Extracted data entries
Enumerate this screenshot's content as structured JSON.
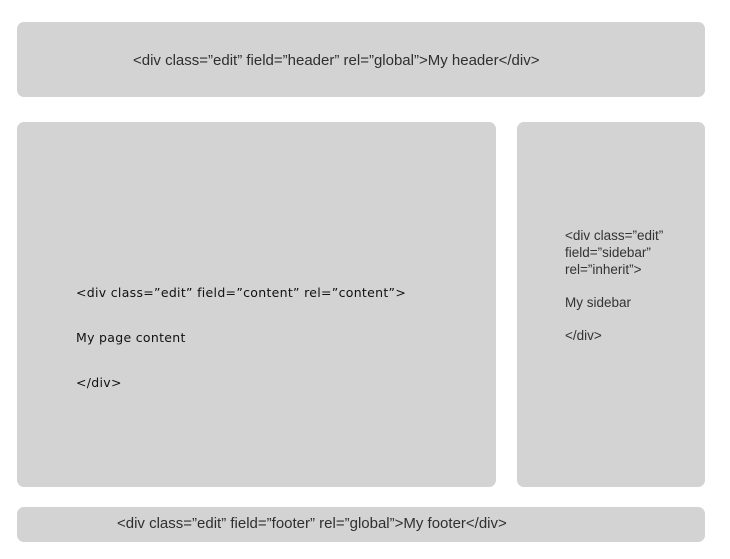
{
  "header": {
    "code": "<div class=”edit” field=”header” rel=”global”>My header</div>"
  },
  "content": {
    "lines": [
      "<div class=”edit” field=”content” rel=”content”>",
      "My page content",
      "</div>"
    ]
  },
  "sidebar": {
    "lines": [
      "<div class=”edit”",
      "field=”sidebar”",
      "rel=”inherit”>",
      "My sidebar",
      "</div>"
    ]
  },
  "footer": {
    "code": "<div class=”edit” field=”footer” rel=”global”>My footer</div>"
  },
  "colors": {
    "box_fill": "#d3d3d3",
    "text": "#2f2f2f",
    "background": "#ffffff"
  }
}
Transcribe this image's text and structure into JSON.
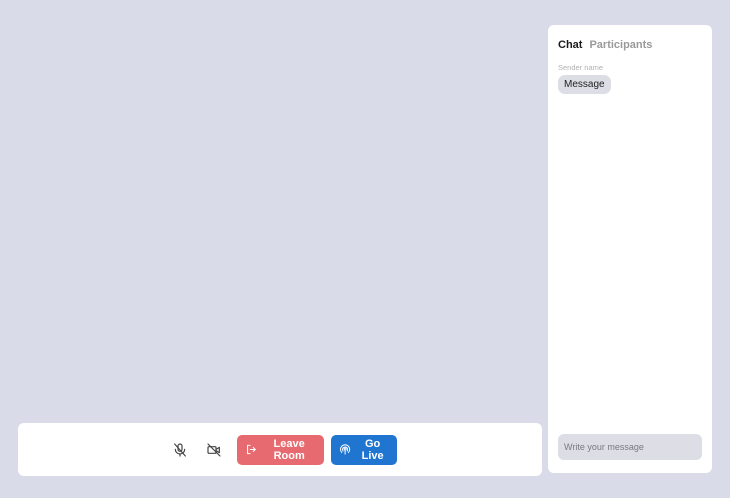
{
  "controls": {
    "mic_icon": "mic-off-icon",
    "camera_icon": "video-off-icon",
    "leave_label": "Leave Room",
    "live_label": "Go Live",
    "leave_color": "#e66a6f",
    "live_color": "#1f75d0"
  },
  "chat": {
    "tabs": [
      {
        "label": "Chat",
        "active": true
      },
      {
        "label": "Participants",
        "active": false
      }
    ],
    "messages": [
      {
        "sender": "Sender name",
        "text": "Message"
      }
    ],
    "input_placeholder": "Write your message"
  },
  "colors": {
    "background": "#d9dbe8",
    "panel": "#ffffff",
    "bubble": "#dcdde5"
  }
}
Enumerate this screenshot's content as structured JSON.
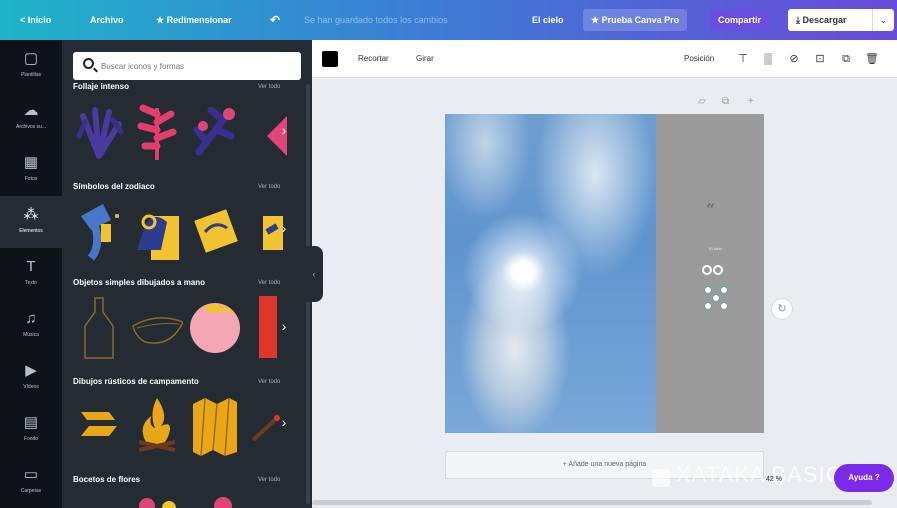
{
  "topbar": {
    "home": "< Inicio",
    "file": "Archivo",
    "resize": "★ Redimensionar",
    "undo_icon": "undo-icon",
    "status": "Se han guardado todos los cambios",
    "doc_title": "El cielo",
    "pro": "★ Prueba Canva Pro",
    "share": "Compartir",
    "download": "⤓  Descargar",
    "download_caret": "⌄"
  },
  "rail": [
    {
      "icon": "▢",
      "label": "Plantillas"
    },
    {
      "icon": "☁",
      "label": "Archivos su..."
    },
    {
      "icon": "▦",
      "label": "Fotos"
    },
    {
      "icon": "⁂",
      "label": "Elementos",
      "active": true
    },
    {
      "icon": "T",
      "label": "Texto"
    },
    {
      "icon": "♫",
      "label": "Música"
    },
    {
      "icon": "▶",
      "label": "Vídeos"
    },
    {
      "icon": "▤",
      "label": "Fondo"
    },
    {
      "icon": "▭",
      "label": "Carpetas"
    }
  ],
  "panel": {
    "search_placeholder": "Buscar iconos y formas",
    "see_all": "Ver todo",
    "sections": [
      {
        "title": "Follaje intenso"
      },
      {
        "title": "Símbolos del zodiaco"
      },
      {
        "title": "Objetos simples dibujados a mano"
      },
      {
        "title": "Dibujos rústicos de campamento"
      },
      {
        "title": "Bocetos de flores"
      }
    ]
  },
  "toolbar": {
    "crop": "Recortar",
    "flip": "Girar",
    "position": "Posición",
    "swatch_color": "#000000"
  },
  "canvas": {
    "page_small_text": "El cielo",
    "add_page": "+ Añade una nueva página",
    "watermark": "XATAKA BASICS",
    "zoom": "42 %",
    "help": "Ayuda ?"
  },
  "colors": {
    "topbar_start": "#1fb3c8",
    "topbar_end": "#6a4ad9",
    "rail_bg": "#0e1318",
    "panel_bg": "#252b33",
    "share_bg": "#6b4ee0",
    "help_bg": "#7d2ae8"
  }
}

Written problem – Leave every image out, and retype the material exactly.

The solution –
Enumerate this screenshot's content as structured JSON.
{
  "header": {
    "code": "<div class=”edit” field=”header” rel=”global”>My header</div>"
  },
  "content": {
    "lines": [
      "<div class=”edit” field=”content” rel=”content”>",
      "My page content",
      "</div>"
    ]
  },
  "sidebar": {
    "lines": [
      "<div class=”edit”",
      "field=”sidebar”",
      "rel=”inherit”>",
      "My sidebar",
      "</div>"
    ]
  },
  "footer": {
    "code": "<div class=”edit” field=”footer” rel=”global”>My footer</div>"
  },
  "colors": {
    "box_fill": "#d3d3d3",
    "text": "#2f2f2f",
    "background": "#ffffff"
  }
}
Transcribe this image's text and structure into JSON.
{
  "controls": {
    "mic_icon": "mic-off-icon",
    "camera_icon": "video-off-icon",
    "leave_label": "Leave Room",
    "live_label": "Go Live",
    "leave_color": "#e66a6f",
    "live_color": "#1f75d0"
  },
  "chat": {
    "tabs": [
      {
        "label": "Chat",
        "active": true
      },
      {
        "label": "Participants",
        "active": false
      }
    ],
    "messages": [
      {
        "sender": "Sender name",
        "text": "Message"
      }
    ],
    "input_placeholder": "Write your message"
  },
  "colors": {
    "background": "#d9dbe8",
    "panel": "#ffffff",
    "bubble": "#dcdde5"
  }
}
Enumerate this screenshot's content as structured JSON.
{
  "topbar": {
    "home": "< Inicio",
    "file": "Archivo",
    "resize": "★ Redimensionar",
    "undo_icon": "undo-icon",
    "status": "Se han guardado todos los cambios",
    "doc_title": "El cielo",
    "pro": "★ Prueba Canva Pro",
    "share": "Compartir",
    "download": "⤓  Descargar",
    "download_caret": "⌄"
  },
  "rail": [
    {
      "icon": "▢",
      "label": "Plantillas"
    },
    {
      "icon": "☁",
      "label": "Archivos su..."
    },
    {
      "icon": "▦",
      "label": "Fotos"
    },
    {
      "icon": "⁂",
      "label": "Elementos",
      "active": true
    },
    {
      "icon": "T",
      "label": "Texto"
    },
    {
      "icon": "♫",
      "label": "Música"
    },
    {
      "icon": "▶",
      "label": "Vídeos"
    },
    {
      "icon": "▤",
      "label": "Fondo"
    },
    {
      "icon": "▭",
      "label": "Carpetas"
    }
  ],
  "panel": {
    "search_placeholder": "Buscar iconos y formas",
    "see_all": "Ver todo",
    "sections": [
      {
        "title": "Follaje intenso"
      },
      {
        "title": "Símbolos del zodiaco"
      },
      {
        "title": "Objetos simples dibujados a mano"
      },
      {
        "title": "Dibujos rústicos de campamento"
      },
      {
        "title": "Bocetos de flores"
      }
    ]
  },
  "toolbar": {
    "crop": "Recortar",
    "flip": "Girar",
    "position": "Posición",
    "swatch_color": "#000000"
  },
  "canvas": {
    "page_small_text": "El cielo",
    "add_page": "+ Añade una nueva página",
    "watermark": "XATAKA BASICS",
    "zoom": "42 %",
    "help": "Ayuda ?"
  },
  "colors": {
    "topbar_start": "#1fb3c8",
    "topbar_end": "#6a4ad9",
    "rail_bg": "#0e1318",
    "panel_bg": "#252b33",
    "share_bg": "#6b4ee0",
    "help_bg": "#7d2ae8"
  }
}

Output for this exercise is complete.